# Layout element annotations
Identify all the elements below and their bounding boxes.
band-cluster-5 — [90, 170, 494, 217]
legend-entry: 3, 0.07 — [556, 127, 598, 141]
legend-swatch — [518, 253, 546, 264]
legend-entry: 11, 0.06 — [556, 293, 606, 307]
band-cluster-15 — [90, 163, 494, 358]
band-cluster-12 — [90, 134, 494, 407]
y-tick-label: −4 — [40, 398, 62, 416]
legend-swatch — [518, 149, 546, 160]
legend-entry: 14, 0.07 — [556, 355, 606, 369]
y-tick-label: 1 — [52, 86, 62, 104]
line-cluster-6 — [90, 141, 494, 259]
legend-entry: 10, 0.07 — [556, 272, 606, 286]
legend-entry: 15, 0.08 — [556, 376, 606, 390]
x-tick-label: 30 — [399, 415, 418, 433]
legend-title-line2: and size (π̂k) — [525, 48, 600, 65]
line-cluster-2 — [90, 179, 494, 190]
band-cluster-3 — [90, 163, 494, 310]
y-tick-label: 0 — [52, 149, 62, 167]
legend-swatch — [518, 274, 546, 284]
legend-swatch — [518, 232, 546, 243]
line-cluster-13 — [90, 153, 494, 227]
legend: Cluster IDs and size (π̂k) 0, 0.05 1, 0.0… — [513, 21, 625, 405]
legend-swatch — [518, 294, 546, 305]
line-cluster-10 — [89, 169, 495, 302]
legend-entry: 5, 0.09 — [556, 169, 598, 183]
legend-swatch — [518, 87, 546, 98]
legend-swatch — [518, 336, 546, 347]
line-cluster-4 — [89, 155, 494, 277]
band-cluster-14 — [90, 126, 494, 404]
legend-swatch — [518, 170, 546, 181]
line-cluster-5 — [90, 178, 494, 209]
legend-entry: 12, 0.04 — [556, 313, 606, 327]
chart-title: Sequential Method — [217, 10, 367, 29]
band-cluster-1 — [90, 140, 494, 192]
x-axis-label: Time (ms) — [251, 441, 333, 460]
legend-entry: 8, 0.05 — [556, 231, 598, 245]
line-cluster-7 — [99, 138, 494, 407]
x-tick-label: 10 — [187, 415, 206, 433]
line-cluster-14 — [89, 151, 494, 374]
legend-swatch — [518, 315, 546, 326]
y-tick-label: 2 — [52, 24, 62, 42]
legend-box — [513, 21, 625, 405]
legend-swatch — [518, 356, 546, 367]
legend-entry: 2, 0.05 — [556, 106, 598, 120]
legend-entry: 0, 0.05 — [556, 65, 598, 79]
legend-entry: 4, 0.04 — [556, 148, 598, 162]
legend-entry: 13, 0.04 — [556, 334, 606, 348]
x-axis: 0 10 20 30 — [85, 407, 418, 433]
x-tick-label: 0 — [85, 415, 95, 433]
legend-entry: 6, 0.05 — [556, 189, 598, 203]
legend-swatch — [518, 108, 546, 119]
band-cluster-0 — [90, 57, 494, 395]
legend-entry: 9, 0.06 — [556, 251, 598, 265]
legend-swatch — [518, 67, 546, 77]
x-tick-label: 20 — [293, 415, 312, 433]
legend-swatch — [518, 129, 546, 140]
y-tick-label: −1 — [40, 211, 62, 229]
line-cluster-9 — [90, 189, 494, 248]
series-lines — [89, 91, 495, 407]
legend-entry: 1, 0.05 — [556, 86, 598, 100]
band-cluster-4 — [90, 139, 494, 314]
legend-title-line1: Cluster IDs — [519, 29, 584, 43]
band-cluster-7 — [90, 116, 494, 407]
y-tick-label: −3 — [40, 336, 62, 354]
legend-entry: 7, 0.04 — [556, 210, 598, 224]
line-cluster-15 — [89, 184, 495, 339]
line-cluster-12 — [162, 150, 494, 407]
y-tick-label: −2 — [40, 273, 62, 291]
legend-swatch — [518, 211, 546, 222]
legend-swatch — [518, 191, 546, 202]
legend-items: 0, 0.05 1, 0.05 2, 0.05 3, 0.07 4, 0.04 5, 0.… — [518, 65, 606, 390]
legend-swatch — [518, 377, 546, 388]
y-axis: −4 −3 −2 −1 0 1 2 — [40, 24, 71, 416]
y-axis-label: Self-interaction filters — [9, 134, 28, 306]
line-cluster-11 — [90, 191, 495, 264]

# AIM OF THE TASK
Print every item above without changing a single character.

# EXERCISE SOLUTION
Identify all the elements below and their bounding boxes.
band-cluster-5 — [90, 170, 494, 217]
legend-entry: 3, 0.07 — [556, 127, 598, 141]
legend-swatch — [518, 253, 546, 264]
legend-entry: 11, 0.06 — [556, 293, 606, 307]
band-cluster-15 — [90, 163, 494, 358]
band-cluster-12 — [90, 134, 494, 407]
y-tick-label: −4 — [40, 398, 62, 416]
legend-swatch — [518, 149, 546, 160]
legend-entry: 14, 0.07 — [556, 355, 606, 369]
y-tick-label: 1 — [52, 86, 62, 104]
line-cluster-6 — [90, 141, 494, 259]
legend-entry: 10, 0.07 — [556, 272, 606, 286]
legend-entry: 15, 0.08 — [556, 376, 606, 390]
x-tick-label: 30 — [399, 415, 418, 433]
legend-title-line2: and size (π̂k) — [525, 48, 600, 65]
line-cluster-2 — [90, 179, 494, 190]
band-cluster-3 — [90, 163, 494, 310]
y-tick-label: 0 — [52, 149, 62, 167]
legend-swatch — [518, 274, 546, 284]
legend-swatch — [518, 232, 546, 243]
line-cluster-13 — [90, 153, 494, 227]
legend: Cluster IDs and size (π̂k) 0, 0.05 1, 0.0… — [513, 21, 625, 405]
legend-swatch — [518, 294, 546, 305]
line-cluster-10 — [89, 169, 495, 302]
legend-entry: 5, 0.09 — [556, 169, 598, 183]
legend-swatch — [518, 87, 546, 98]
legend-swatch — [518, 336, 546, 347]
line-cluster-4 — [89, 155, 494, 277]
band-cluster-14 — [90, 126, 494, 404]
legend-swatch — [518, 170, 546, 181]
line-cluster-5 — [90, 178, 494, 209]
legend-entry: 12, 0.04 — [556, 313, 606, 327]
chart-title: Sequential Method — [217, 10, 367, 29]
band-cluster-1 — [90, 140, 494, 192]
x-axis-label: Time (ms) — [251, 441, 333, 460]
legend-entry: 8, 0.05 — [556, 231, 598, 245]
line-cluster-7 — [99, 138, 494, 407]
x-tick-label: 10 — [187, 415, 206, 433]
line-cluster-14 — [89, 151, 494, 374]
legend-swatch — [518, 315, 546, 326]
y-tick-label: 2 — [52, 24, 62, 42]
legend-box — [513, 21, 625, 405]
legend-swatch — [518, 356, 546, 367]
legend-entry: 2, 0.05 — [556, 106, 598, 120]
legend-entry: 0, 0.05 — [556, 65, 598, 79]
legend-entry: 4, 0.04 — [556, 148, 598, 162]
legend-entry: 13, 0.04 — [556, 334, 606, 348]
x-axis: 0 10 20 30 — [85, 407, 418, 433]
x-tick-label: 0 — [85, 415, 95, 433]
legend-entry: 6, 0.05 — [556, 189, 598, 203]
legend-swatch — [518, 108, 546, 119]
band-cluster-0 — [90, 57, 494, 395]
legend-entry: 9, 0.06 — [556, 251, 598, 265]
legend-swatch — [518, 67, 546, 77]
x-tick-label: 20 — [293, 415, 312, 433]
legend-swatch — [518, 129, 546, 140]
y-tick-label: −1 — [40, 211, 62, 229]
line-cluster-9 — [90, 189, 494, 248]
series-lines — [89, 91, 495, 407]
legend-entry: 1, 0.05 — [556, 86, 598, 100]
band-cluster-4 — [90, 139, 494, 314]
legend-title-line1: Cluster IDs — [519, 29, 584, 43]
band-cluster-7 — [90, 116, 494, 407]
y-tick-label: −3 — [40, 336, 62, 354]
legend-entry: 7, 0.04 — [556, 210, 598, 224]
line-cluster-15 — [89, 184, 495, 339]
line-cluster-12 — [162, 150, 494, 407]
y-tick-label: −2 — [40, 273, 62, 291]
legend-swatch — [518, 211, 546, 222]
legend-swatch — [518, 191, 546, 202]
legend-items: 0, 0.05 1, 0.05 2, 0.05 3, 0.07 4, 0.04 5, 0.… — [518, 65, 606, 390]
legend-swatch — [518, 377, 546, 388]
y-axis: −4 −3 −2 −1 0 1 2 — [40, 24, 71, 416]
y-axis-label: Self-interaction filters — [9, 134, 28, 306]
line-cluster-11 — [90, 191, 495, 264]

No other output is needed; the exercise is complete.